WORKING DATA>
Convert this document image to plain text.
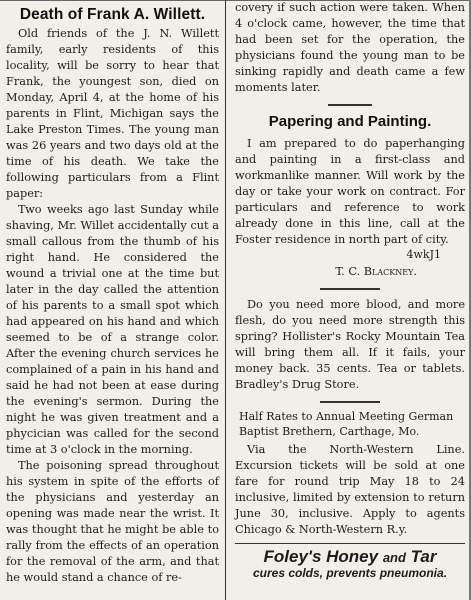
Death of Frank A. Willett.

Old friends of the J. N. Willett family, early residents of this locality, will be sorry to hear that Frank, the youngest son, died on Monday, April 4, at the home of his parents in Flint, Michigan says the Lake Preston Times. The young man was 26 years and two days old at the time of his death. We take the following particulars from a Flint paper:

Two weeks ago last Sunday while shaving, Mr. Willet accidentally cut a small callous from the thumb of his right hand. He considered the wound a trivial one at the time but later in the day called the attention of his parents to a small spot which had appeared on his hand and which seemed to be of a strange color. After the evening church services he complained of a pain in his hand and said he had not been at ease during the evening's sermon. During the night he was given treatment and a phycician was called for the second time at 3 o'clock in the morning.

The poisoning spread throughout his system in spite of the efforts of the physicians and yesterday an opening was made near the wrist. It was thought that he might be able to rally from the effects of an operation for the removal of the arm, and that he would stand a chance of re-

covery if such action were taken. When 4 o'clock came, however, the time that had been set for the operation, the physicians found the young man to be sinking rapidly and death came a few moments later.

Papering and Painting.

I am prepared to do paperhanging and painting in a first-class and workmanlike manner. Will work by the day or take your work on contract. For particulars and reference to work already done in this line, call at the Foster residence in north part of city.

4wkJ1
T. C. Blackney.

Do you need more blood, and more flesh, do you need more strength this spring? Hollister's Rocky Mountain Tea will bring them all. If it fails, your money back. 35 cents. Tea or tablets. Bradley's Drug Store.

Half Rates to Annual Meeting German Baptist Brethern, Carthage, Mo.

Via the North-Western Line. Excursion tickets will be sold at one fare for round trip May 18 to 24 inclusive, limited by extension to return June 30, inclusive. Apply to agents Chicago & North-Western R.y.

Foley's Honey and Tar
cures colds, prevents pneumonia.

WHAT YOU ARE ASKED TO DO> Show each line of the data that contains the string "young".

EXERCISE RESPONSE>
Old friends of the J. N. Willett family, early residents of this locality, will be sorry to hear that Frank, the youngest son, died on Monday, April 4, at the home of his parents in Flint, Michigan says the Lake Preston Times. The young man was 26 years and two days old at the time of his death. We take the following particulars from a Flint paper:
covery if such action were taken. When 4 o'clock came, however, the time that had been set for the operation, the physicians found the young man to be sinking rapidly and death came a few moments later.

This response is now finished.